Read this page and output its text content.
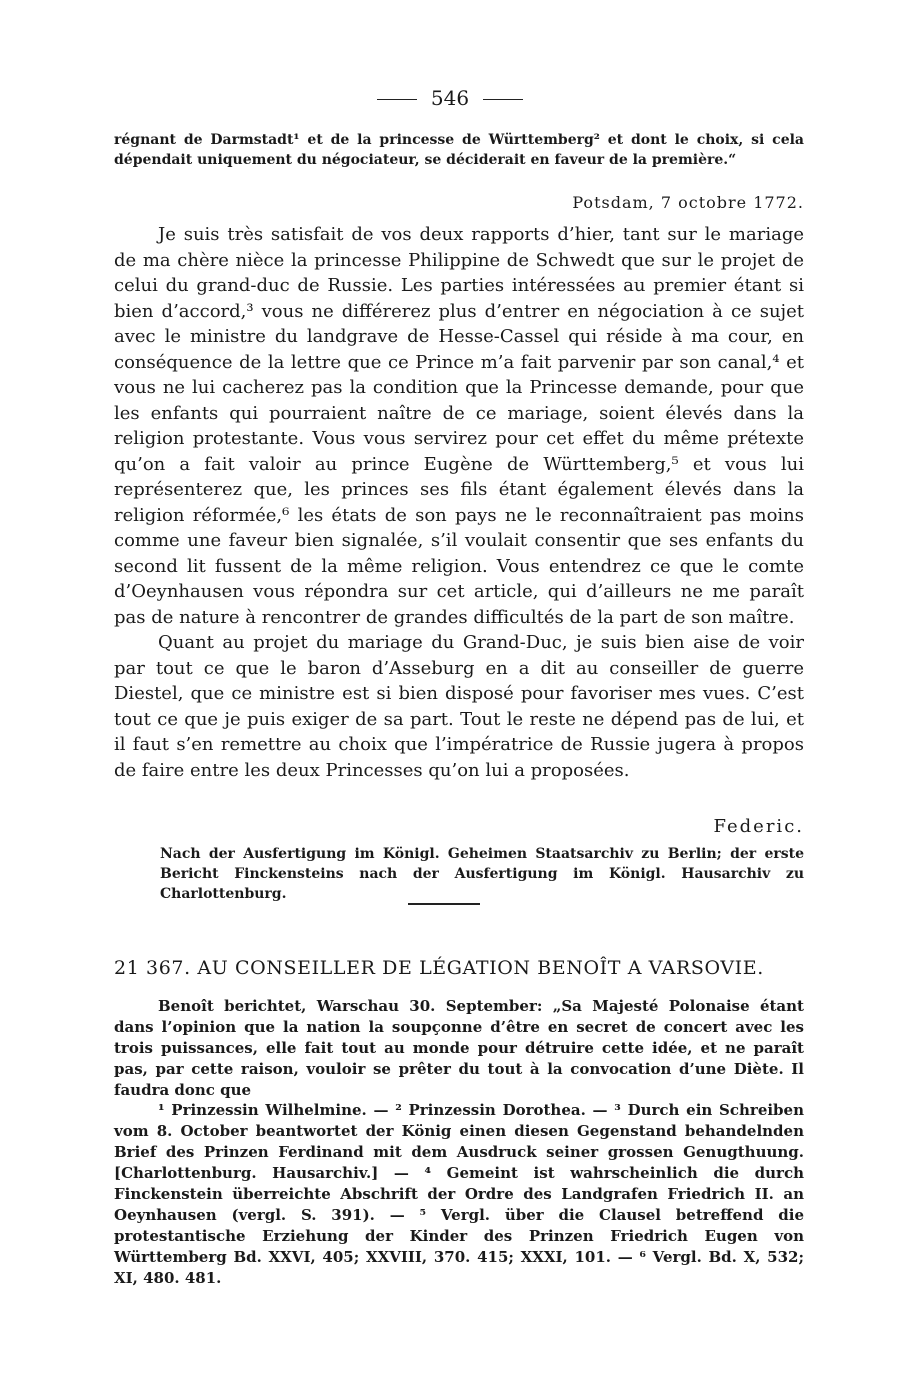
546

régnant de Darmstadt¹ et de la princesse de Württemberg² et dont le choix, si cela dépendait uniquement du négociateur, se déciderait en faveur de la première.“

Potsdam, 7 octobre 1772.

Je suis très satisfait de vos deux rapports d’hier, tant sur le mariage de ma chère nièce la princesse Philippine de Schwedt que sur le projet de celui du grand-duc de Russie. Les parties intéressées au premier étant si bien d’accord,³ vous ne différerez plus d’entrer en négociation à ce sujet avec le ministre du landgrave de Hesse-Cassel qui réside à ma cour, en conséquence de la lettre que ce Prince m’a fait parvenir par son canal,⁴ et vous ne lui cacherez pas la condition que la Princesse demande, pour que les enfants qui pourraient naître de ce mariage, soient élevés dans la religion protestante. Vous vous servirez pour cet effet du même prétexte qu’on a fait valoir au prince Eugène de Württemberg,⁵ et vous lui représenterez que, les princes ses fils étant également élevés dans la religion réformée,⁶ les états de son pays ne le reconnaîtraient pas moins comme une faveur bien signalée, s’il voulait consentir que ses enfants du second lit fussent de la même religion. Vous entendrez ce que le comte d’Oeynhausen vous répondra sur cet article, qui d’ailleurs ne me paraît pas de nature à rencontrer de grandes difficultés de la part de son maître.

Quant au projet du mariage du Grand-Duc, je suis bien aise de voir par tout ce que le baron d’Asseburg en a dit au conseiller de guerre Diestel, que ce ministre est si bien disposé pour favoriser mes vues. C’est tout ce que je puis exiger de sa part. Tout le reste ne dépend pas de lui, et il faut s’en remettre au choix que l’impératrice de Russie jugera à propos de faire entre les deux Princesses qu’on lui a proposées.

Federic.

Nach der Ausfertigung im Königl. Geheimen Staatsarchiv zu Berlin; der erste Bericht Finckensteins nach der Ausfertigung im Königl. Hausarchiv zu Charlottenburg.

21 367. AU CONSEILLER DE LÉGATION BENOÎT A VARSOVIE.

Benoît berichtet, Warschau 30. September: „Sa Majesté Polonaise étant dans l’opinion que la nation la soupçonne d’être en secret de concert avec les trois puissances, elle fait tout au monde pour détruire cette idée, et ne paraît pas, par cette raison, vouloir se prêter du tout à la convocation d’une Diète. Il faudra donc que

¹ Prinzessin Wilhelmine. — ² Prinzessin Dorothea. — ³ Durch ein Schreiben vom 8. October beantwortet der König einen diesen Gegenstand behandelnden Brief des Prinzen Ferdinand mit dem Ausdruck seiner grossen Genugthuung. [Charlottenburg. Hausarchiv.] — ⁴ Gemeint ist wahrscheinlich die durch Finckenstein überreichte Abschrift der Ordre des Landgrafen Friedrich II. an Oeynhausen (vergl. S. 391). — ⁵ Vergl. über die Clausel betreffend die protestantische Erziehung der Kinder des Prinzen Friedrich Eugen von Württemberg Bd. XXVI, 405; XXVIII, 370. 415; XXXI, 101. — ⁶ Vergl. Bd. X, 532; XI, 480. 481.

◇ ◇ ◇ ◇ ◇ ◇ ◇

* Your goal *
Print all of the entries word for word. Skip any images they contain.

* Worked answer *
Read this page and output its text content.
546

régnant de Darmstadt¹ et de la princesse de Württemberg² et dont le choix, si cela dépendait uniquement du négociateur, se déciderait en faveur de la première.“

Potsdam, 7 octobre 1772.

Je suis très satisfait de vos deux rapports d’hier, tant sur le mariage de ma chère nièce la princesse Philippine de Schwedt que sur le projet de celui du grand-duc de Russie. Les parties intéressées au premier étant si bien d’accord,³ vous ne différerez plus d’entrer en négociation à ce sujet avec le ministre du landgrave de Hesse-Cassel qui réside à ma cour, en conséquence de la lettre que ce Prince m’a fait parvenir par son canal,⁴ et vous ne lui cacherez pas la condition que la Princesse demande, pour que les enfants qui pourraient naître de ce mariage, soient élevés dans la religion protestante. Vous vous servirez pour cet effet du même prétexte qu’on a fait valoir au prince Eugène de Württemberg,⁵ et vous lui représenterez que, les princes ses fils étant également élevés dans la religion réformée,⁶ les états de son pays ne le reconnaîtraient pas moins comme une faveur bien signalée, s’il voulait consentir que ses enfants du second lit fussent de la même religion. Vous entendrez ce que le comte d’Oeynhausen vous répondra sur cet article, qui d’ailleurs ne me paraît pas de nature à rencontrer de grandes difficultés de la part de son maître.

Quant au projet du mariage du Grand-Duc, je suis bien aise de voir par tout ce que le baron d’Asseburg en a dit au conseiller de guerre Diestel, que ce ministre est si bien disposé pour favoriser mes vues. C’est tout ce que je puis exiger de sa part. Tout le reste ne dépend pas de lui, et il faut s’en remettre au choix que l’impératrice de Russie jugera à propos de faire entre les deux Princesses qu’on lui a proposées.

Federic.

Nach der Ausfertigung im Königl. Geheimen Staatsarchiv zu Berlin; der erste Bericht Finckensteins nach der Ausfertigung im Königl. Hausarchiv zu Charlottenburg.

21 367. AU CONSEILLER DE LÉGATION BENOÎT A VARSOVIE.

Benoît berichtet, Warschau 30. September: „Sa Majesté Polonaise étant dans l’opinion que la nation la soupçonne d’être en secret de concert avec les trois puissances, elle fait tout au monde pour détruire cette idée, et ne paraît pas, par cette raison, vouloir se prêter du tout à la convocation d’une Diète. Il faudra donc que

¹ Prinzessin Wilhelmine. — ² Prinzessin Dorothea. — ³ Durch ein Schreiben vom 8. October beantwortet der König einen diesen Gegenstand behandelnden Brief des Prinzen Ferdinand mit dem Ausdruck seiner grossen Genugthuung. [Charlottenburg. Hausarchiv.] — ⁴ Gemeint ist wahrscheinlich die durch Finckenstein überreichte Abschrift der Ordre des Landgrafen Friedrich II. an Oeynhausen (vergl. S. 391). — ⁵ Vergl. über die Clausel betreffend die protestantische Erziehung der Kinder des Prinzen Friedrich Eugen von Württemberg Bd. XXVI, 405; XXVIII, 370. 415; XXXI, 101. — ⁶ Vergl. Bd. X, 532; XI, 480. 481.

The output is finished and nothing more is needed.